- WRITTEN INSTRUCTION -
From the records below, copy every line that contains the word "JSON".

· · · · ·

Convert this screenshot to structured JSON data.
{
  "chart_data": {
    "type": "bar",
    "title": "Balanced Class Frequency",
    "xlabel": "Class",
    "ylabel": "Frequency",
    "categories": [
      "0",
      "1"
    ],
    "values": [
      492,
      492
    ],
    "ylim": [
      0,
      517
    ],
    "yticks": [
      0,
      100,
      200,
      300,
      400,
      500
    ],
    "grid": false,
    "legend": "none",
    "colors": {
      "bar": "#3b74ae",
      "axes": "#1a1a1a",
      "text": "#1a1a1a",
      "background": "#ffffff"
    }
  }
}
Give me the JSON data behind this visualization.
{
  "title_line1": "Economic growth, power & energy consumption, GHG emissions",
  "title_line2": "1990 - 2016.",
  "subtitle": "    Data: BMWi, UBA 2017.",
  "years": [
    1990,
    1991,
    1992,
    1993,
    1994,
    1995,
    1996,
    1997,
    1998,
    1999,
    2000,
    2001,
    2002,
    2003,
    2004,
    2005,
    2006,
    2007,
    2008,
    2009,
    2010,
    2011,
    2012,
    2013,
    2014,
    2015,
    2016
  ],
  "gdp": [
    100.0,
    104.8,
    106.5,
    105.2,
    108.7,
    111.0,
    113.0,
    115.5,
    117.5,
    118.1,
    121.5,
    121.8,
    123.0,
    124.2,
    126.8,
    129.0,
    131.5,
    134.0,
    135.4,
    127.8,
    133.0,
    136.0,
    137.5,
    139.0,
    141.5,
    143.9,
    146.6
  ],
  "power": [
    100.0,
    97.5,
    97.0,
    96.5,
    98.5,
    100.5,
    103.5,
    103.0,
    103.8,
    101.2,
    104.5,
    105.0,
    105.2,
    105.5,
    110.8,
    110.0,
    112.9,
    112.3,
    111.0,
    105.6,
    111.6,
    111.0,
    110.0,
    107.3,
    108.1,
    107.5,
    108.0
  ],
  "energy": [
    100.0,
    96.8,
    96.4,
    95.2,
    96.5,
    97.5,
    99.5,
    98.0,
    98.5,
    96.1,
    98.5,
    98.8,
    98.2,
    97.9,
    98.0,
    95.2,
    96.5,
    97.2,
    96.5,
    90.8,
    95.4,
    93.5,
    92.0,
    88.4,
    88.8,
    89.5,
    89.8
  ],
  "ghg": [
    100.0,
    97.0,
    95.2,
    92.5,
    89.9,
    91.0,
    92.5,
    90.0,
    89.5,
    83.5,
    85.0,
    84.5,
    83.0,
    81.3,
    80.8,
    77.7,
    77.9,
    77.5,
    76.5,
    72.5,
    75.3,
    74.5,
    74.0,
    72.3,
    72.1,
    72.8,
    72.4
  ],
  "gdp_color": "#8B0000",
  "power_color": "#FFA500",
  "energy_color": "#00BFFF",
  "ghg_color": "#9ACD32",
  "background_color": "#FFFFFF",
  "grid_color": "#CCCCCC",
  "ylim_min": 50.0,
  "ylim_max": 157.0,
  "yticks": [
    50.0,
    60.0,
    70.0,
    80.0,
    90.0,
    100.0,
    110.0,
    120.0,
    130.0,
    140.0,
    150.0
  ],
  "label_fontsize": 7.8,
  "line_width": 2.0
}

· · · · ·

- FINAL RESULT -
Convert this screenshot to structured JSON data.
Give me the JSON data behind this visualization.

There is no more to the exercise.